↓
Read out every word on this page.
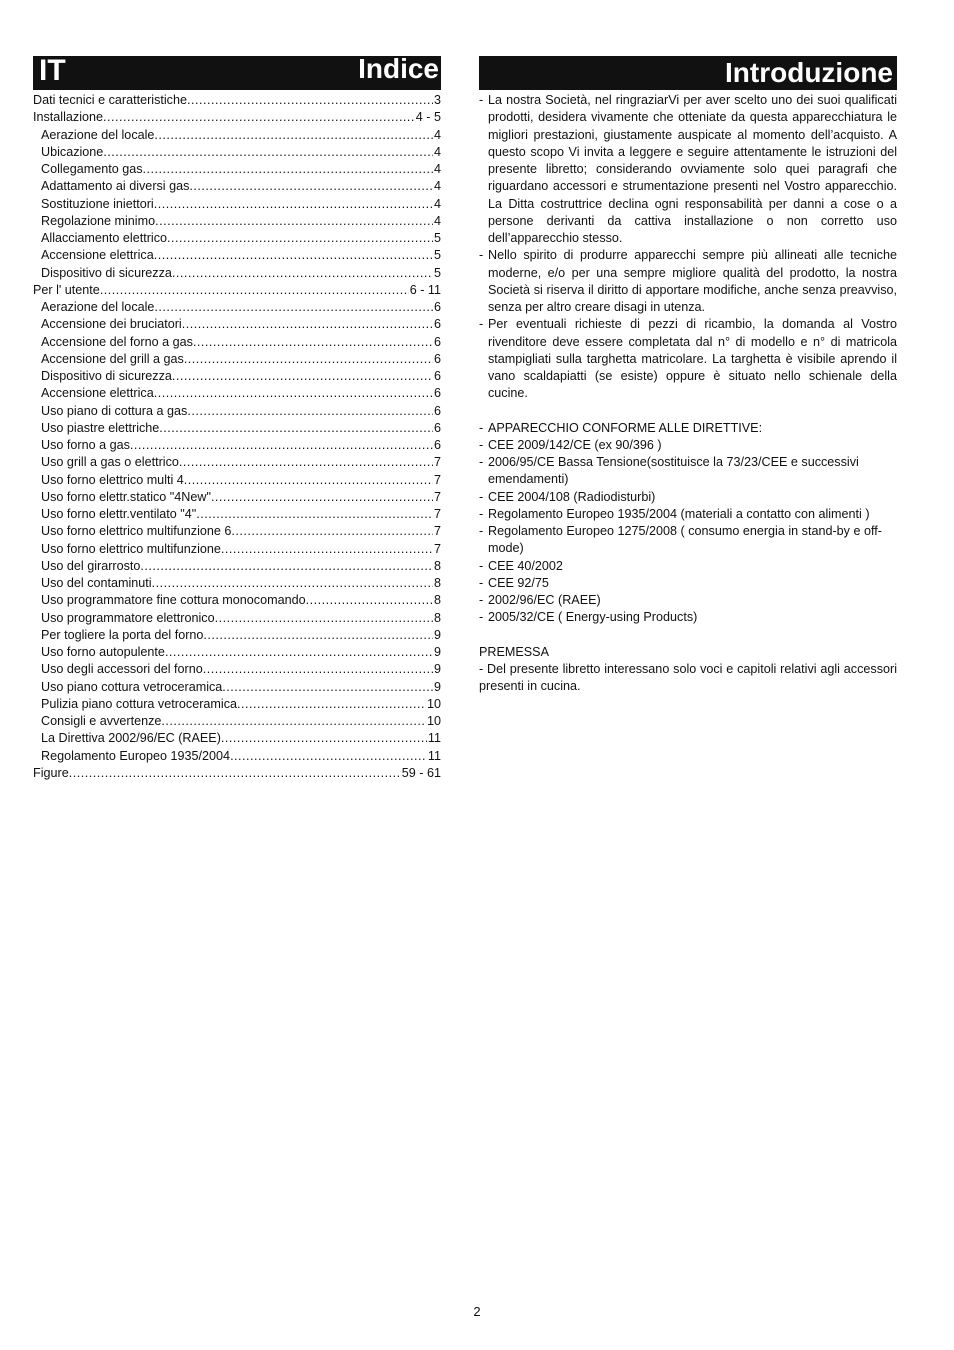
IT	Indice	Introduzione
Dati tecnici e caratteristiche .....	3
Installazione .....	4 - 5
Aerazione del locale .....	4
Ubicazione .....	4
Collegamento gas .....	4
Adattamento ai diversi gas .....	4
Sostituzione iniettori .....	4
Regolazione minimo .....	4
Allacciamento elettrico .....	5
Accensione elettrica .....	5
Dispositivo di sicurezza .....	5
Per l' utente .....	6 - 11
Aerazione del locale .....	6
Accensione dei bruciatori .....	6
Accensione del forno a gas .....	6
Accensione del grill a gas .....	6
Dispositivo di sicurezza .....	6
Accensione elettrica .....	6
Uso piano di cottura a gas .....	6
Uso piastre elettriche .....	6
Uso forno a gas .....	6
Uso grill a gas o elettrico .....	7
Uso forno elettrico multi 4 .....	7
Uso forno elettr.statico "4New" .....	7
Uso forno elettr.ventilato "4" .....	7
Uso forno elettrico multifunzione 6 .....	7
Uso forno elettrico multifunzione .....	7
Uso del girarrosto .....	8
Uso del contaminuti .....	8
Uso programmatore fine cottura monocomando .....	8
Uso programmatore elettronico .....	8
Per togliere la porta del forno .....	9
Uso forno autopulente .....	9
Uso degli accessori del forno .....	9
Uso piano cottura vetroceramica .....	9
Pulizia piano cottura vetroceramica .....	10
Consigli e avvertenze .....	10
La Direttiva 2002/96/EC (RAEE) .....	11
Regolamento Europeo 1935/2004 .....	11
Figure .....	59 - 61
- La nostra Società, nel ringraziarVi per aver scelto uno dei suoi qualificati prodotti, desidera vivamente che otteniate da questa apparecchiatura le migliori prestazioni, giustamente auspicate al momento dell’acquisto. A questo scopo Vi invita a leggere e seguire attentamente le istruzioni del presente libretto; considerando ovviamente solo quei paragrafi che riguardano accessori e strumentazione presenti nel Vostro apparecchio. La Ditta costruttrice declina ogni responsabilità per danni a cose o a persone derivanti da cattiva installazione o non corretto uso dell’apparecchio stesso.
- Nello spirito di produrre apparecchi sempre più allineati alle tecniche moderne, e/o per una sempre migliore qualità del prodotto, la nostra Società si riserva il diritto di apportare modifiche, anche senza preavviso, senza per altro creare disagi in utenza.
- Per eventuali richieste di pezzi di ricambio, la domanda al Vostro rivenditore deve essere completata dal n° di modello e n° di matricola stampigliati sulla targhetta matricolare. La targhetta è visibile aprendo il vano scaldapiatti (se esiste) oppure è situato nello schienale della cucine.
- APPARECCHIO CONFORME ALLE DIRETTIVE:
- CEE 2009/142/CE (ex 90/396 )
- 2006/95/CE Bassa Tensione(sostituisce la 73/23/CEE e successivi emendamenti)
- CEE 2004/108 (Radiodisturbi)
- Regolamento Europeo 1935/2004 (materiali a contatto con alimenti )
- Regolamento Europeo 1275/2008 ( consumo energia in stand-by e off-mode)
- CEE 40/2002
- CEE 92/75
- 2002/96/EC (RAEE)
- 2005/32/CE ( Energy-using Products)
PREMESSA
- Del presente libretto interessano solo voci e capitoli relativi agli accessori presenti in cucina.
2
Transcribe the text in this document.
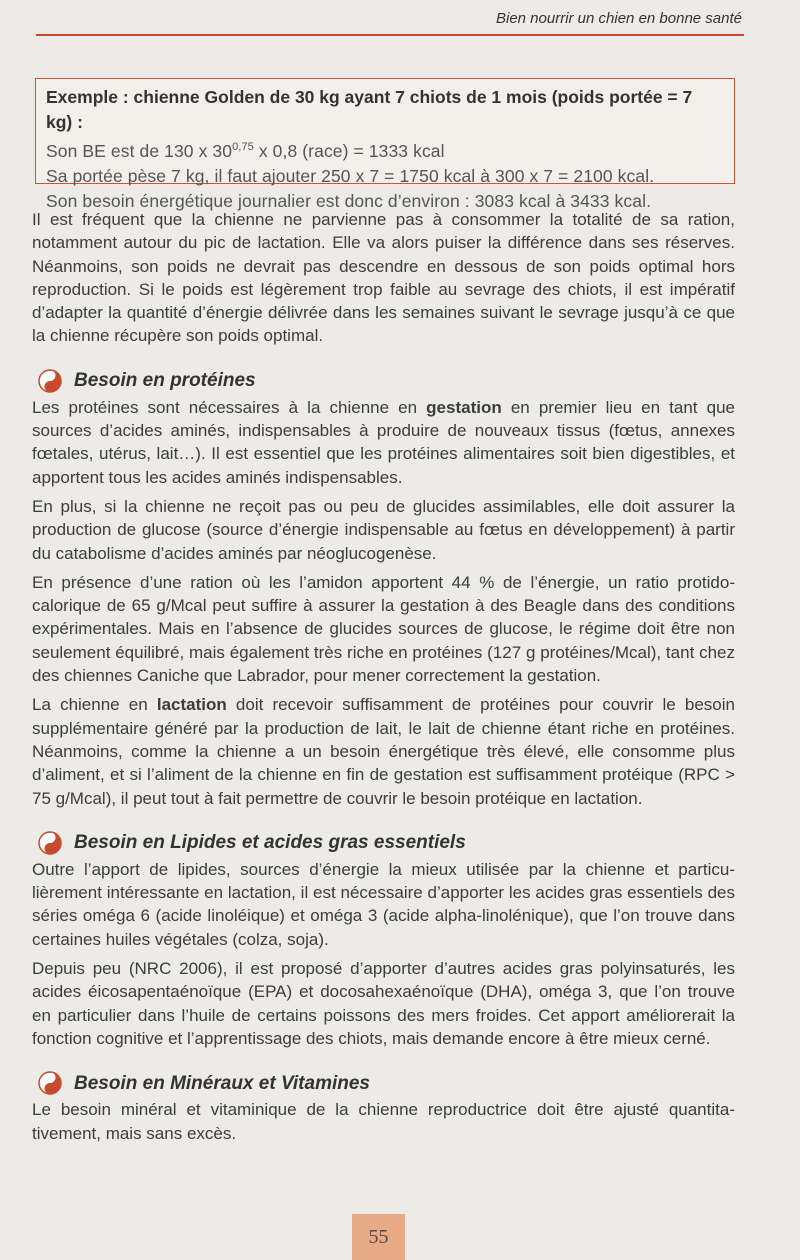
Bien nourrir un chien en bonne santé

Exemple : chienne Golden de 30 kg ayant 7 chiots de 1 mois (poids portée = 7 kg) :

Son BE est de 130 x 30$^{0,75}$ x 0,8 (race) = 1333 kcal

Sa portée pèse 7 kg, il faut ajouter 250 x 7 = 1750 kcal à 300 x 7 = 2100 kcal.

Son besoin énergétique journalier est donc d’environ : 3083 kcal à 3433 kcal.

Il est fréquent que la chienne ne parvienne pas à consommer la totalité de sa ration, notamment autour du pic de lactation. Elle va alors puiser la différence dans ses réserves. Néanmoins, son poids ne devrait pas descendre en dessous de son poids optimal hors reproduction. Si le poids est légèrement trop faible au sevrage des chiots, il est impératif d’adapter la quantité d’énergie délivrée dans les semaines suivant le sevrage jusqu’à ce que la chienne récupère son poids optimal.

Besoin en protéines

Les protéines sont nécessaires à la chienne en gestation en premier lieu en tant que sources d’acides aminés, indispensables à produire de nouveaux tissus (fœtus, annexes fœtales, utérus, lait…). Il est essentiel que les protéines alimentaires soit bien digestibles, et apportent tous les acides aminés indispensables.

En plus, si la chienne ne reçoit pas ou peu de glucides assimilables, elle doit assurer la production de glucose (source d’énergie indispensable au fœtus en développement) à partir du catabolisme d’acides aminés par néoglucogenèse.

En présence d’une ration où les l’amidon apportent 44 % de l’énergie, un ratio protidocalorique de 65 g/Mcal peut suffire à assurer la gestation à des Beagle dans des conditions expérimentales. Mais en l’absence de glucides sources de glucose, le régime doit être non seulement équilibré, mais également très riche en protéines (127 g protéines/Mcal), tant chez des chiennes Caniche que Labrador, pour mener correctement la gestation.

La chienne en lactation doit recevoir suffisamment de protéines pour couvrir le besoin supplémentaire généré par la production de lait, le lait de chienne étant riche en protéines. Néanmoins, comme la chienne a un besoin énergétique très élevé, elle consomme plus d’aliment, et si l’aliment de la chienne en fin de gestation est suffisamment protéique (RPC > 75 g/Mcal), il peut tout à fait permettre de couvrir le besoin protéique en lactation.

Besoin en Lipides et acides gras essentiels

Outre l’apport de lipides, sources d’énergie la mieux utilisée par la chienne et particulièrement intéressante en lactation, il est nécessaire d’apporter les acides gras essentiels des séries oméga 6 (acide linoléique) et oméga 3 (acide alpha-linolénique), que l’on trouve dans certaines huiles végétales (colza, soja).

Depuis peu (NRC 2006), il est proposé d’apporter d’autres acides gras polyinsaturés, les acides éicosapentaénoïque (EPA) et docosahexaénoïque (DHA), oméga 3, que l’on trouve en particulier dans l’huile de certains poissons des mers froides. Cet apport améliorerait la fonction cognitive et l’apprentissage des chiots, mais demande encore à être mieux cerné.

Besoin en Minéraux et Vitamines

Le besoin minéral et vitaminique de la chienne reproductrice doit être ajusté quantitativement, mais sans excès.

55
↑
What you will do
Exclude the images and reproduce the remaining data exactly.

Worked answer
Read out every word on this page.
IT	Indice	Introduzione
Dati tecnici e caratteristiche .....	3
Installazione .....	4 - 5
Aerazione del locale .....	4
Ubicazione .....	4
Collegamento gas .....	4
Adattamento ai diversi gas .....	4
Sostituzione iniettori .....	4
Regolazione minimo .....	4
Allacciamento elettrico .....	5
Accensione elettrica .....	5
Dispositivo di sicurezza .....	5
Per l' utente .....	6 - 11
Aerazione del locale .....	6
Accensione dei bruciatori .....	6
Accensione del forno a gas .....	6
Accensione del grill a gas .....	6
Dispositivo di sicurezza .....	6
Accensione elettrica .....	6
Uso piano di cottura a gas .....	6
Uso piastre elettriche .....	6
Uso forno a gas .....	6
Uso grill a gas o elettrico .....	7
Uso forno elettrico multi 4 .....	7
Uso forno elettr.statico "4New" .....	7
Uso forno elettr.ventilato "4" .....	7
Uso forno elettrico multifunzione 6 .....	7
Uso forno elettrico multifunzione .....	7
Uso del girarrosto .....	8
Uso del contaminuti .....	8
Uso programmatore fine cottura monocomando .....	8
Uso programmatore elettronico .....	8
Per togliere la porta del forno .....	9
Uso forno autopulente .....	9
Uso degli accessori del forno .....	9
Uso piano cottura vetroceramica .....	9
Pulizia piano cottura vetroceramica .....	10
Consigli e avvertenze .....	10
La Direttiva 2002/96/EC (RAEE) .....	11
Regolamento Europeo 1935/2004 .....	11
Figure .....	59 - 61
- La nostra Società, nel ringraziarVi per aver scelto uno dei suoi qualificati prodotti, desidera vivamente che otteniate da questa apparecchiatura le migliori prestazioni, giustamente auspicate al momento dell’acquisto. A questo scopo Vi invita a leggere e seguire attentamente le istruzioni del presente libretto; considerando ovviamente solo quei paragrafi che riguardano accessori e strumentazione presenti nel Vostro apparecchio. La Ditta costruttrice declina ogni responsabilità per danni a cose o a persone derivanti da cattiva installazione o non corretto uso dell’apparecchio stesso.
- Nello spirito di produrre apparecchi sempre più allineati alle tecniche moderne, e/o per una sempre migliore qualità del prodotto, la nostra Società si riserva il diritto di apportare modifiche, anche senza preavviso, senza per altro creare disagi in utenza.
- Per eventuali richieste di pezzi di ricambio, la domanda al Vostro rivenditore deve essere completata dal n° di modello e n° di matricola stampigliati sulla targhetta matricolare. La targhetta è visibile aprendo il vano scaldapiatti (se esiste) oppure è situato nello schienale della cucine.
- APPARECCHIO CONFORME ALLE DIRETTIVE:
- CEE 2009/142/CE (ex 90/396 )
- 2006/95/CE Bassa Tensione(sostituisce la 73/23/CEE e successivi emendamenti)
- CEE 2004/108 (Radiodisturbi)
- Regolamento Europeo 1935/2004 (materiali a contatto con alimenti )
- Regolamento Europeo 1275/2008 ( consumo energia in stand-by e off-mode)
- CEE 40/2002
- CEE 92/75
- 2002/96/EC (RAEE)
- 2005/32/CE ( Energy-using Products)
PREMESSA
- Del presente libretto interessano solo voci e capitoli relativi agli accessori presenti in cucina.
2
Transcribe the text in this document.
Bien nourrir un chien en bonne santé

Exemple : chienne Golden de 30 kg ayant 7 chiots de 1 mois (poids portée = 7 kg) :

Son BE est de 130 x 30$^{0,75}$ x 0,8 (race) = 1333 kcal

Sa portée pèse 7 kg, il faut ajouter 250 x 7 = 1750 kcal à 300 x 7 = 2100 kcal.

Son besoin énergétique journalier est donc d’environ : 3083 kcal à 3433 kcal.

Il est fréquent que la chienne ne parvienne pas à consommer la totalité de sa ration, notamment autour du pic de lactation. Elle va alors puiser la différence dans ses réserves. Néanmoins, son poids ne devrait pas descendre en dessous de son poids optimal hors reproduction. Si le poids est légèrement trop faible au sevrage des chiots, il est impératif d’adapter la quantité d’énergie délivrée dans les semaines suivant le sevrage jusqu’à ce que la chienne récupère son poids optimal.

Besoin en protéines

Les protéines sont nécessaires à la chienne en gestation en premier lieu en tant que sources d’acides aminés, indispensables à produire de nouveaux tissus (fœtus, annexes fœtales, utérus, lait…). Il est essentiel que les protéines alimentaires soit bien digestibles, et apportent tous les acides aminés indispensables.

En plus, si la chienne ne reçoit pas ou peu de glucides assimilables, elle doit assurer la production de glucose (source d’énergie indispensable au fœtus en développement) à partir du catabolisme d’acides aminés par néoglucogenèse.

En présence d’une ration où les l’amidon apportent 44 % de l’énergie, un ratio protidocalorique de 65 g/Mcal peut suffire à assurer la gestation à des Beagle dans des conditions expérimentales. Mais en l’absence de glucides sources de glucose, le régime doit être non seulement équilibré, mais également très riche en protéines (127 g protéines/Mcal), tant chez des chiennes Caniche que Labrador, pour mener correctement la gestation.

La chienne en lactation doit recevoir suffisamment de protéines pour couvrir le besoin supplémentaire généré par la production de lait, le lait de chienne étant riche en protéines. Néanmoins, comme la chienne a un besoin énergétique très élevé, elle consomme plus d’aliment, et si l’aliment de la chienne en fin de gestation est suffisamment protéique (RPC > 75 g/Mcal), il peut tout à fait permettre de couvrir le besoin protéique en lactation.

Besoin en Lipides et acides gras essentiels

Outre l’apport de lipides, sources d’énergie la mieux utilisée par la chienne et particulièrement intéressante en lactation, il est nécessaire d’apporter les acides gras essentiels des séries oméga 6 (acide linoléique) et oméga 3 (acide alpha-linolénique), que l’on trouve dans certaines huiles végétales (colza, soja).

Depuis peu (NRC 2006), il est proposé d’apporter d’autres acides gras polyinsaturés, les acides éicosapentaénoïque (EPA) et docosahexaénoïque (DHA), oméga 3, que l’on trouve en particulier dans l’huile de certains poissons des mers froides. Cet apport améliorerait la fonction cognitive et l’apprentissage des chiots, mais demande encore à être mieux cerné.

Besoin en Minéraux et Vitamines

Le besoin minéral et vitaminique de la chienne reproductrice doit être ajusté quantitativement, mais sans excès.

55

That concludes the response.